(Dataset entries)
- - - - - - -
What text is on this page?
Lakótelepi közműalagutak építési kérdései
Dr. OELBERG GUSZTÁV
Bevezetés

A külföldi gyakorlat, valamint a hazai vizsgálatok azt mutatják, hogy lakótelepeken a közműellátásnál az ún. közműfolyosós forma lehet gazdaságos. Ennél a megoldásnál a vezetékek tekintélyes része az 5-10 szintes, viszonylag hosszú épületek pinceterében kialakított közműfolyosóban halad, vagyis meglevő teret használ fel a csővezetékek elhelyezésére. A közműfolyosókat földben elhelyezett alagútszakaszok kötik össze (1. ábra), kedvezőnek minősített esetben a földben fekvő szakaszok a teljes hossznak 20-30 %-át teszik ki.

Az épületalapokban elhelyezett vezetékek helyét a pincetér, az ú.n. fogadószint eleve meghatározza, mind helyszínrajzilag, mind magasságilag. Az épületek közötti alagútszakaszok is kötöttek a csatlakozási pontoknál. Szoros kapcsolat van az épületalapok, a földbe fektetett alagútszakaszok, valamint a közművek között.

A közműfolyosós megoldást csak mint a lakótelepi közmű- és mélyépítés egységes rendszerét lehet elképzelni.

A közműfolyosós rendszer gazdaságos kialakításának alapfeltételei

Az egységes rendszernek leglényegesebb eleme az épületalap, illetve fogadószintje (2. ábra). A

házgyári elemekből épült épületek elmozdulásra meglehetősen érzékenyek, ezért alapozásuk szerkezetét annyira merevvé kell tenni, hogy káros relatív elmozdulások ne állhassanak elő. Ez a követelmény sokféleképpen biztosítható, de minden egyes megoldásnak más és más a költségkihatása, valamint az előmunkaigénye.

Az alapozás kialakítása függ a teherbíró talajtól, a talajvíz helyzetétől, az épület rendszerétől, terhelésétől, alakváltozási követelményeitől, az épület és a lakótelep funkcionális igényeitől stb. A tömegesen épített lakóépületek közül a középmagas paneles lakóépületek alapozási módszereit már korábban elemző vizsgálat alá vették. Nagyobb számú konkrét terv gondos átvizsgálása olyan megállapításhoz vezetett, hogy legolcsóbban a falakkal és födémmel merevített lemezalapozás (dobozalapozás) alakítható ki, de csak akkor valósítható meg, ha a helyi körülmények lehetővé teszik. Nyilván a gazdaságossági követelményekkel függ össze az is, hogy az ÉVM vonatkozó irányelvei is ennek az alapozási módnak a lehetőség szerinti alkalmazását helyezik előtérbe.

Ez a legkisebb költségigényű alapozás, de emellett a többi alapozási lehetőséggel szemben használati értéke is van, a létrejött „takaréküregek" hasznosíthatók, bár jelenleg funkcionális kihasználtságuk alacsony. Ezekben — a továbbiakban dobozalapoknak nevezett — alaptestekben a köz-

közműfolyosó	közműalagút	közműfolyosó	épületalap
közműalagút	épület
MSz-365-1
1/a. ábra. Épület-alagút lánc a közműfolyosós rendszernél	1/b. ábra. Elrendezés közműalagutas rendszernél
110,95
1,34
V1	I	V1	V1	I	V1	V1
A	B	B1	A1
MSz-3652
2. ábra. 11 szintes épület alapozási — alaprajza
- - - - - - -
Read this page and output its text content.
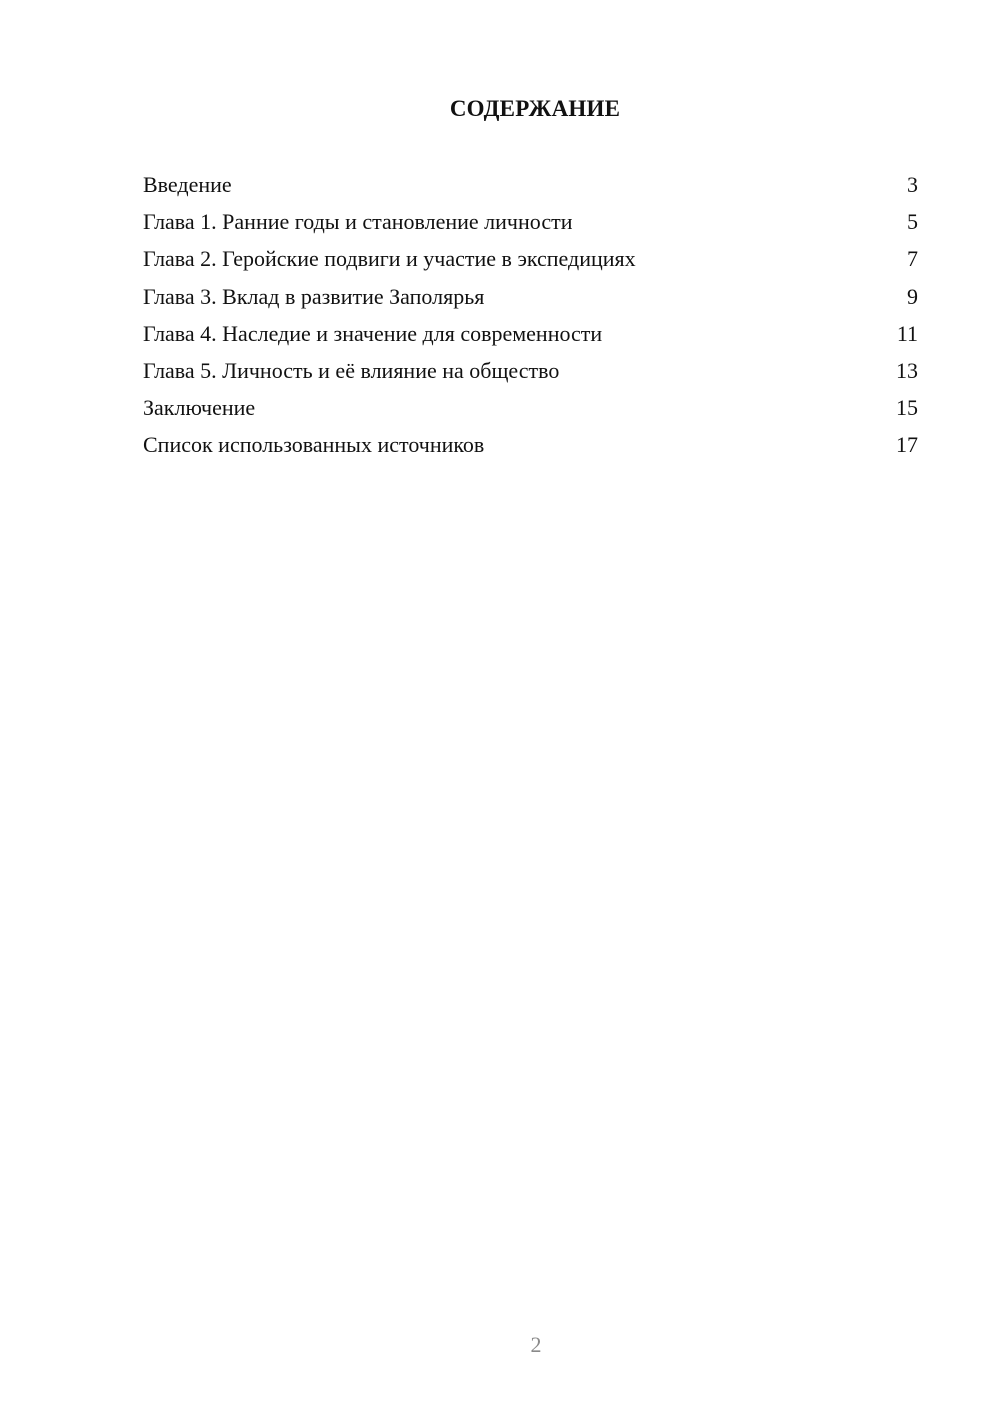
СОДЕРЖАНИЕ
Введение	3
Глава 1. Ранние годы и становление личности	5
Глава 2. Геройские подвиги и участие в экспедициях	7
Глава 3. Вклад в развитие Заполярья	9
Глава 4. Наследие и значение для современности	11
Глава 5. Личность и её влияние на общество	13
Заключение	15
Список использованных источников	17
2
- - - - - - -
◆ **STATED EXERCISE**
Filter the records, keeping only lines that contain "szintes", and show those lines.

◆ **RESPONSE TO THIS TASK**
A külföldi gyakorlat, valamint a hazai vizsgálatok azt mutatják, hogy lakótelepeken a közműellátásnál az ún. közműfolyosós forma lehet gazdaságos. Ennél a megoldásnál a vezetékek tekintélyes része az 5-10 szintes, viszonylag hosszú épületek pinceterében kialakított közműfolyosóban halad, vagyis meglevő teret használ fel a csővezetékek elhelyezésére. A közműfolyosókat földben elhelyezett alagútszakaszok kötik össze (1. ábra), kedvezőnek minősített esetben a földben fekvő szakaszok a teljes hossznak 20-30 %-át teszik ki.
2. ábra. 11 szintes épület alapozási — alaprajza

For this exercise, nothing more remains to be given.